▸ Set exercise:
What is the number of lines containing "from"? Give only that number.

Collection entries:
▬▬▬▬▬▬
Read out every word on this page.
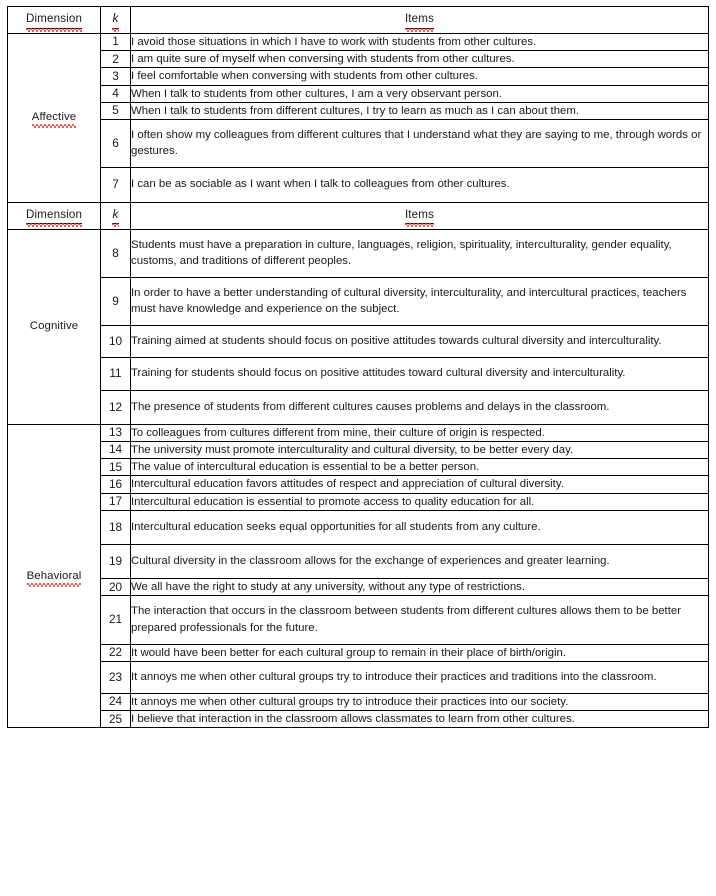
Dimension	k	Items
Affective	1	I avoid those situations in which I have to work with students from other cultures.
	2	I am quite sure of myself when conversing with students from other cultures.
	3	I feel comfortable when conversing with students from other cultures.
	4	When I talk to students from other cultures, I am a very observant person.
	5	When I talk to students from different cultures, I try to learn as much as I can about them.
	6	I often show my colleagues from different cultures that I understand what they are saying to me, through words or gestures.
	7	I can be as sociable as I want when I talk to colleagues from other cultures.
Dimension	k	Items
Cognitive	8	Students must have a preparation in culture, languages, religion, spirituality, interculturality, gender equality, customs, and traditions of different peoples.
	9	In order to have a better understanding of cultural diversity, interculturality, and intercultural practices, teachers must have knowledge and experience on the subject.
	10	Training aimed at students should focus on positive attitudes towards cultural diversity and interculturality.
	11	Training for students should focus on positive attitudes toward cultural diversity and interculturality.
	12	The presence of students from different cultures causes problems and delays in the classroom.
Behavioral	13	To colleagues from cultures different from mine, their culture of origin is respected.
	14	The university must promote interculturality and cultural diversity, to be better every day.
	15	The value of intercultural education is essential to be a better person.
	16	Intercultural education favors attitudes of respect and appreciation of cultural diversity.
	17	Intercultural education is essential to promote access to quality education for all.
	18	Intercultural education seeks equal opportunities for all students from any culture.
	19	Cultural diversity in the classroom allows for the exchange of experiences and greater learning.
	20	We all have the right to study at any university, without any type of restrictions.
	21	The interaction that occurs in the classroom between students from different cultures allows them to be better prepared professionals for the future.
	22	It would have been better for each cultural group to remain in their place of birth/origin.
	23	It annoys me when other cultural groups try to introduce their practices and traditions into the classroom.
	24	It annoys me when other cultural groups try to introduce their practices into our society.
	25	I believe that interaction in the classroom allows classmates to learn from other cultures.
▬▬▬▬▬▬
▸ Solution to this exercise:
12